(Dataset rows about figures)
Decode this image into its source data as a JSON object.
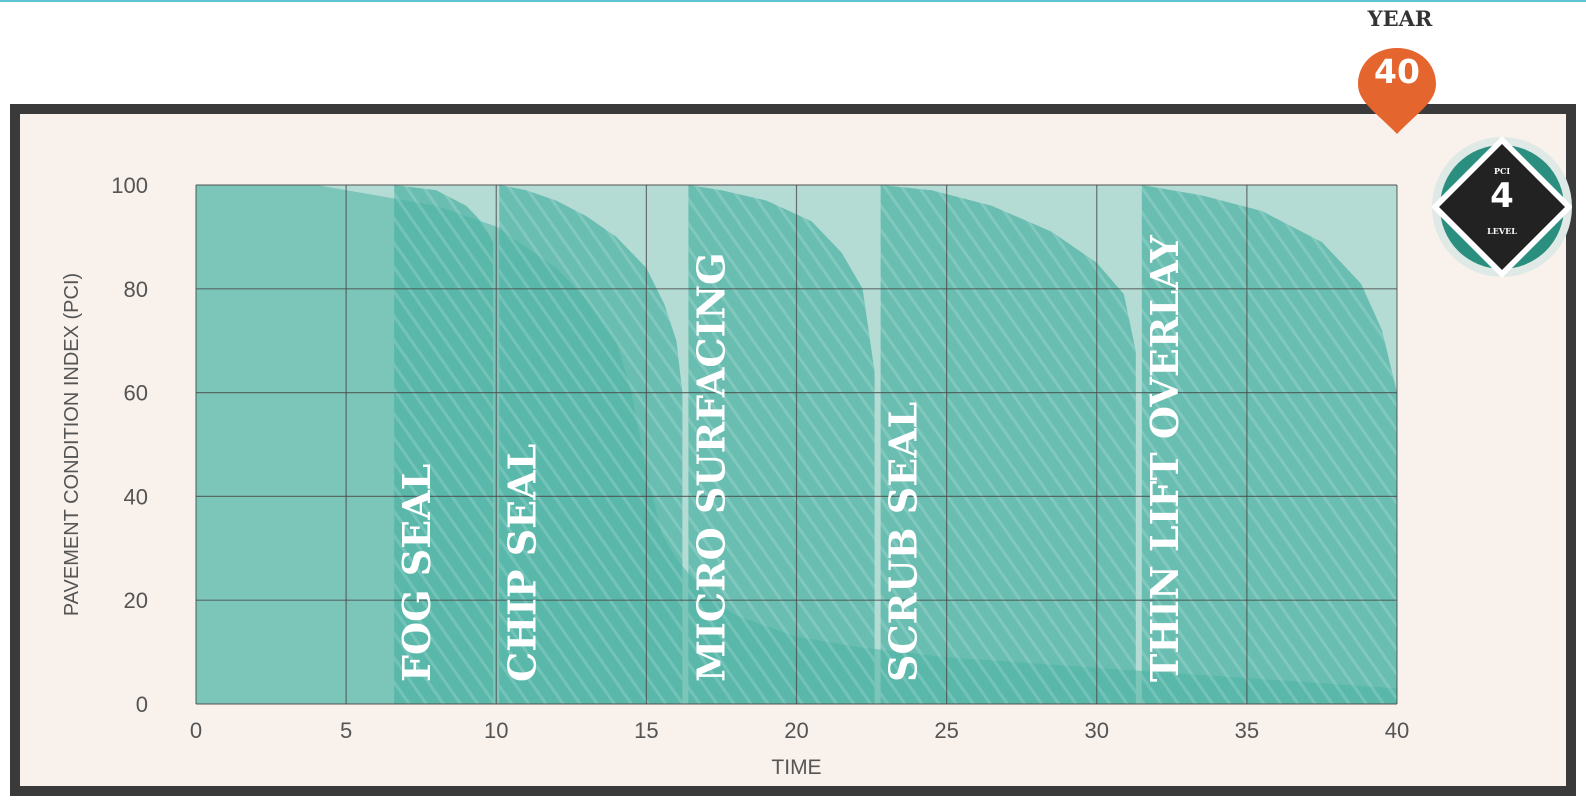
{
  "header": {
    "year_label": "YEAR",
    "year_value": "40"
  },
  "badge": {
    "top_text": "PCI",
    "value": "4",
    "bottom_text": "LEVEL"
  },
  "colors": {
    "background": "#f8f1ec",
    "frame": "#3a3a3a",
    "teal_light": "#b5dcd4",
    "teal": "#4cb3a3",
    "grid": "#4a4a4a",
    "pin": "#e5652e",
    "badge_ring": "#2b8f80"
  },
  "chart_data": {
    "type": "area",
    "title": "",
    "xlabel": "TIME",
    "ylabel": "PAVEMENT CONDITION INDEX (PCI)",
    "xlim": [
      0,
      40
    ],
    "ylim": [
      0,
      100
    ],
    "xticks": [
      0,
      5,
      10,
      15,
      20,
      25,
      30,
      35,
      40
    ],
    "yticks": [
      0,
      20,
      40,
      60,
      80,
      100
    ],
    "grid": true,
    "baseline_curve": {
      "x": [
        0,
        4,
        8,
        10,
        12,
        13,
        14,
        14.5,
        15,
        15.5,
        16,
        17,
        18,
        20,
        22,
        25,
        30,
        35,
        40
      ],
      "y": [
        100,
        100,
        96,
        92,
        84,
        78,
        70,
        60,
        45,
        33,
        28,
        21,
        17,
        13,
        11,
        9,
        7,
        5,
        3
      ]
    },
    "treatments": [
      {
        "label": "FOG SEAL",
        "x": [
          6.6,
          8,
          9,
          9.5,
          9.9
        ],
        "y": [
          100,
          99,
          96,
          93,
          89
        ]
      },
      {
        "label": "CHIP SEAL",
        "x": [
          10.1,
          11,
          12,
          13,
          14,
          15,
          15.6,
          16,
          16.2
        ],
        "y": [
          100,
          99,
          97,
          94,
          90,
          84,
          77,
          70,
          60
        ]
      },
      {
        "label": "MICRO SURFACING",
        "x": [
          16.4,
          17.5,
          19,
          20.5,
          21.5,
          22.2,
          22.6
        ],
        "y": [
          100,
          99,
          97,
          93,
          87,
          80,
          64
        ]
      },
      {
        "label": "SCRUB SEAL",
        "x": [
          22.8,
          24.5,
          26.5,
          28.5,
          30,
          30.9,
          31.3
        ],
        "y": [
          100,
          99,
          96,
          91,
          85,
          79,
          68
        ]
      },
      {
        "label": "THIN LIFT OVERLAY",
        "x": [
          31.5,
          33.5,
          35.5,
          37.5,
          38.8,
          39.5,
          40
        ],
        "y": [
          100,
          98,
          95,
          89,
          81,
          72,
          60
        ]
      }
    ]
  }
}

# [EXERCISE INSTRUCTIONS]
Reproduce each entry precisely, dropping only the pictures.

# [SOLUTION FOR THIS PROBLEM]
Decode this image into its source data as a JSON object.
{
  "header": {
    "year_label": "YEAR",
    "year_value": "40"
  },
  "badge": {
    "top_text": "PCI",
    "value": "4",
    "bottom_text": "LEVEL"
  },
  "colors": {
    "background": "#f8f1ec",
    "frame": "#3a3a3a",
    "teal_light": "#b5dcd4",
    "teal": "#4cb3a3",
    "grid": "#4a4a4a",
    "pin": "#e5652e",
    "badge_ring": "#2b8f80"
  },
  "chart_data": {
    "type": "area",
    "title": "",
    "xlabel": "TIME",
    "ylabel": "PAVEMENT CONDITION INDEX (PCI)",
    "xlim": [
      0,
      40
    ],
    "ylim": [
      0,
      100
    ],
    "xticks": [
      0,
      5,
      10,
      15,
      20,
      25,
      30,
      35,
      40
    ],
    "yticks": [
      0,
      20,
      40,
      60,
      80,
      100
    ],
    "grid": true,
    "baseline_curve": {
      "x": [
        0,
        4,
        8,
        10,
        12,
        13,
        14,
        14.5,
        15,
        15.5,
        16,
        17,
        18,
        20,
        22,
        25,
        30,
        35,
        40
      ],
      "y": [
        100,
        100,
        96,
        92,
        84,
        78,
        70,
        60,
        45,
        33,
        28,
        21,
        17,
        13,
        11,
        9,
        7,
        5,
        3
      ]
    },
    "treatments": [
      {
        "label": "FOG SEAL",
        "x": [
          6.6,
          8,
          9,
          9.5,
          9.9
        ],
        "y": [
          100,
          99,
          96,
          93,
          89
        ]
      },
      {
        "label": "CHIP SEAL",
        "x": [
          10.1,
          11,
          12,
          13,
          14,
          15,
          15.6,
          16,
          16.2
        ],
        "y": [
          100,
          99,
          97,
          94,
          90,
          84,
          77,
          70,
          60
        ]
      },
      {
        "label": "MICRO SURFACING",
        "x": [
          16.4,
          17.5,
          19,
          20.5,
          21.5,
          22.2,
          22.6
        ],
        "y": [
          100,
          99,
          97,
          93,
          87,
          80,
          64
        ]
      },
      {
        "label": "SCRUB SEAL",
        "x": [
          22.8,
          24.5,
          26.5,
          28.5,
          30,
          30.9,
          31.3
        ],
        "y": [
          100,
          99,
          96,
          91,
          85,
          79,
          68
        ]
      },
      {
        "label": "THIN LIFT OVERLAY",
        "x": [
          31.5,
          33.5,
          35.5,
          37.5,
          38.8,
          39.5,
          40
        ],
        "y": [
          100,
          98,
          95,
          89,
          81,
          72,
          60
        ]
      }
    ]
  }
}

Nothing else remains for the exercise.